• _Direction_
Each entry in the listing below should be restated word for word.

• _Dataset extract_

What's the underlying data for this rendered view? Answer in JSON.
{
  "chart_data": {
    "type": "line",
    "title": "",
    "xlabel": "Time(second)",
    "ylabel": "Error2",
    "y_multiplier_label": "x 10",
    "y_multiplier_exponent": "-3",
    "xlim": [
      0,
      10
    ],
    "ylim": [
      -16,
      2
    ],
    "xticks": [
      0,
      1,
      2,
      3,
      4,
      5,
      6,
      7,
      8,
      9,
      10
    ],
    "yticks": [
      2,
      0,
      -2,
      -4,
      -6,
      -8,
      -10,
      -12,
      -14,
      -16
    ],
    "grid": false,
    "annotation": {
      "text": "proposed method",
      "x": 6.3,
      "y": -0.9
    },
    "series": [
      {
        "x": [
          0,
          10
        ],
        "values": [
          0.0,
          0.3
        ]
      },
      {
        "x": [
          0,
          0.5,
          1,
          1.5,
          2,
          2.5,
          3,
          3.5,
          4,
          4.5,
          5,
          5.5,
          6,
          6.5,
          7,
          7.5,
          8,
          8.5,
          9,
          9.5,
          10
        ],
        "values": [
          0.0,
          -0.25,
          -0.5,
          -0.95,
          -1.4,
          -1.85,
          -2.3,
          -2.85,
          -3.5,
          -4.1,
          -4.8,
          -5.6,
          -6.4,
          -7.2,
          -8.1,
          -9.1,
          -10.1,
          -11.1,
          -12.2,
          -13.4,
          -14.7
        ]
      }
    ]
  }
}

• _Written solution_
What's the underlying data for this rendered view? Answer in JSON.
{
  "chart_data": {
    "type": "line",
    "title": "",
    "xlabel": "Time(second)",
    "ylabel": "Error2",
    "y_multiplier_label": "x 10",
    "y_multiplier_exponent": "-3",
    "xlim": [
      0,
      10
    ],
    "ylim": [
      -16,
      2
    ],
    "xticks": [
      0,
      1,
      2,
      3,
      4,
      5,
      6,
      7,
      8,
      9,
      10
    ],
    "yticks": [
      2,
      0,
      -2,
      -4,
      -6,
      -8,
      -10,
      -12,
      -14,
      -16
    ],
    "grid": false,
    "annotation": {
      "text": "proposed method",
      "x": 6.3,
      "y": -0.9
    },
    "series": [
      {
        "x": [
          0,
          10
        ],
        "values": [
          0.0,
          0.3
        ]
      },
      {
        "x": [
          0,
          0.5,
          1,
          1.5,
          2,
          2.5,
          3,
          3.5,
          4,
          4.5,
          5,
          5.5,
          6,
          6.5,
          7,
          7.5,
          8,
          8.5,
          9,
          9.5,
          10
        ],
        "values": [
          0.0,
          -0.25,
          -0.5,
          -0.95,
          -1.4,
          -1.85,
          -2.3,
          -2.85,
          -3.5,
          -4.1,
          -4.8,
          -5.6,
          -6.4,
          -7.2,
          -8.1,
          -9.1,
          -10.1,
          -11.1,
          -12.2,
          -13.4,
          -14.7
        ]
      }
    ]
  }
}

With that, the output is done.